*Exercise instructions*:
In the post on Costco and wages that follows, by what percentage did Costco's net income for its second quarter climb?

*Article*:
• • •

Tuesday, March 12, 2013

Costco is proving Republicans and the Wal-Mart wrong by paying workers a living wage while also earning record profits.

Finally, some good news from the private sector dispelling the middle class killing myth that higher wages kill growth.

From PoliticusUSA:  While Wal-Mart experienced February sales that were considered, “total disaster,” Costco’s earnings for the second quarter of the year climbed 39%. The New York Times reported, “Costco Wholesale’s net income for its second quarter climbed 39 percent as it pulled in more money from membership fees, sales improved and it recorded a large tax benefit.”
Costco CEO Craig Jelinek openly supports raising the minimum wage to $11.50 an hour, “At Costco, we know that paying employees good wages makes good sense for business. We pay a starting hourly wage of $11.50 in all states where we do business, and we are still able to keep our overhead costs low. An important reason for the success of Costco’s business model is the attraction and retention of great employees. Instead of minimizing wages, we know it’s a lot more profitable in the long term to minimize employee turnover and maximize employee productivity, commitment and loyalty. We support efforts to increase the federal minimum wage.”

I agree wholeheartedly. supply-siders and trickle-down tools have been proven wrong time and time again that higher wages stunt economic growth. Simply not true. Even the known fascist Henry Ford wanted his employees to make enough money to afford the cars that they built.

From "Daily Finance" (not exactly a liberal magazine) : In 1914, a business executive named Henry Ford did a startling thing: He announced that he was going to more than double the wages he was paying his employees, from $2.34 to $5 a day -- the equivalent of $120 a day in today's money.


More: The story you hear frequently about why Henry Ford made this decision was that he wanted to allow his workers to be able to afford to buy his cars. The wage increase certainly made the cars (and many other products) more affordable for Ford employees, but the historical consensus is that Ford actually made this decision for a different reason: To reduce employee turnover--and, in so doing, reduce recruiting and replacement cost. Regardless, it worked.

• • •

*Extracted data*:
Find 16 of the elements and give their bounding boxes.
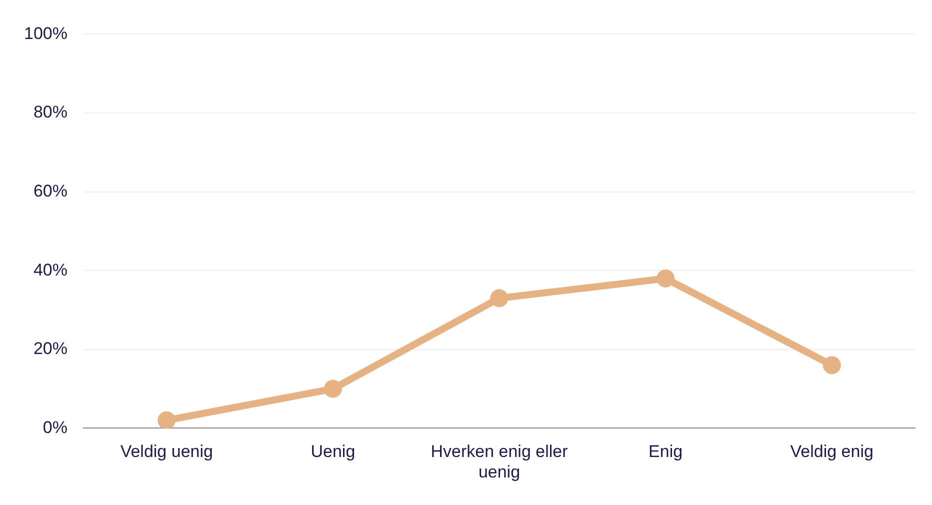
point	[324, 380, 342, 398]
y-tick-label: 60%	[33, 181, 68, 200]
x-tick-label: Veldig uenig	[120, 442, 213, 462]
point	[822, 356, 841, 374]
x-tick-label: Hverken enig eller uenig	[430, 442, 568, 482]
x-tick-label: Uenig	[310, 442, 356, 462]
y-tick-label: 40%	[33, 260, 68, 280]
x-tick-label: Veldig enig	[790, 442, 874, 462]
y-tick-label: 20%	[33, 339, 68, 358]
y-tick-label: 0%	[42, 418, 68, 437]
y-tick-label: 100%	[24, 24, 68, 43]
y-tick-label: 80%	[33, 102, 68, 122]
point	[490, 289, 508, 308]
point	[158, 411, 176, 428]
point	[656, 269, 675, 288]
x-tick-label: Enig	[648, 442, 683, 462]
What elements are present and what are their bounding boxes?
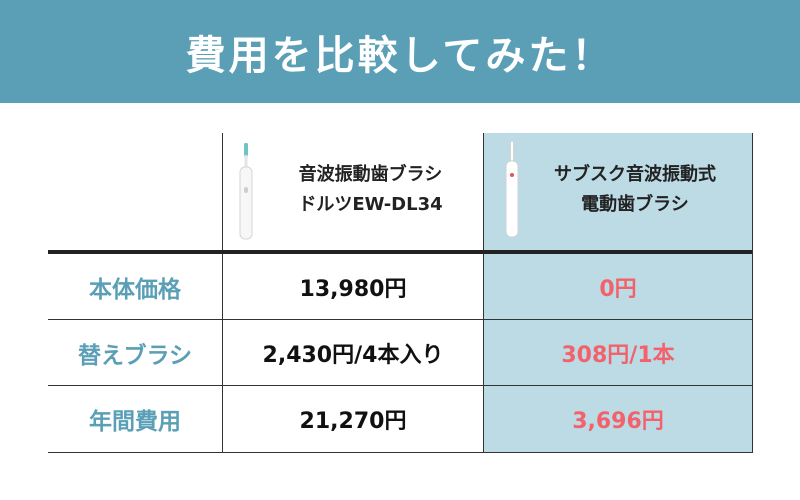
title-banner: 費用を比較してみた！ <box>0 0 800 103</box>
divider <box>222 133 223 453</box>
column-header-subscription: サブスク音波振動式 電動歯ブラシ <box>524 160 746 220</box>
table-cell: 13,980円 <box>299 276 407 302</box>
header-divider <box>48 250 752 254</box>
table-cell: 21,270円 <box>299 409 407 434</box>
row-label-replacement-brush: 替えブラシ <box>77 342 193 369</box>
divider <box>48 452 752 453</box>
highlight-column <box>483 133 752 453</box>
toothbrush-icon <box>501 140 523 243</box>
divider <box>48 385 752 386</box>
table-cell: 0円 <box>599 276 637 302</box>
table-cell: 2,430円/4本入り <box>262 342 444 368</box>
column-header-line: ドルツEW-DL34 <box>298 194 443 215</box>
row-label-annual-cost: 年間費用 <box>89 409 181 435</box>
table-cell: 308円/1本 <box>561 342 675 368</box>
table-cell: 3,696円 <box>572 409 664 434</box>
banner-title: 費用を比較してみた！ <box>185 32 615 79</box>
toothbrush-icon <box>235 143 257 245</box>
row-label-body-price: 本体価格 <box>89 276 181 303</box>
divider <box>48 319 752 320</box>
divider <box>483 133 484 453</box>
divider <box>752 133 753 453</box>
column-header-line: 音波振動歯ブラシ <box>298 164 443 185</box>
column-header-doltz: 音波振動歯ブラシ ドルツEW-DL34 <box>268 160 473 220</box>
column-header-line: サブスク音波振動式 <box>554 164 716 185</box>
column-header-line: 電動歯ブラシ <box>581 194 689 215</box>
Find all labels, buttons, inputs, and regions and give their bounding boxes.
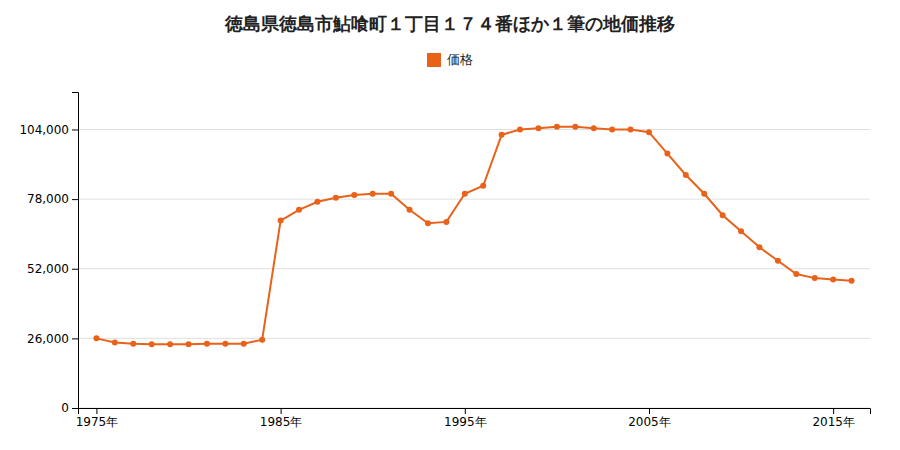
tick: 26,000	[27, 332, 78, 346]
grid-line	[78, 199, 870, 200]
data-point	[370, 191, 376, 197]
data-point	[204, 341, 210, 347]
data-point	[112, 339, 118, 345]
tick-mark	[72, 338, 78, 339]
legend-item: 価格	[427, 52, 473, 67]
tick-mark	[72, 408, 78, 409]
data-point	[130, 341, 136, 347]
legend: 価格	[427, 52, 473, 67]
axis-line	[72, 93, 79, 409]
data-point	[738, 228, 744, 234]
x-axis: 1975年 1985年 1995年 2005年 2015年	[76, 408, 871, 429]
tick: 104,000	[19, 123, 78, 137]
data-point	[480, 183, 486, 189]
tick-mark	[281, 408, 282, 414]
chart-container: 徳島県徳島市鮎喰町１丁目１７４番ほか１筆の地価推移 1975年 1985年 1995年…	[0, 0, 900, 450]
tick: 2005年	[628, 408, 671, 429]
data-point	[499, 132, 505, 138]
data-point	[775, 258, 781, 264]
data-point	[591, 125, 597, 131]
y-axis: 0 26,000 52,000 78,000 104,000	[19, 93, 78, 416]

• • •

*Right answer*:
39 percent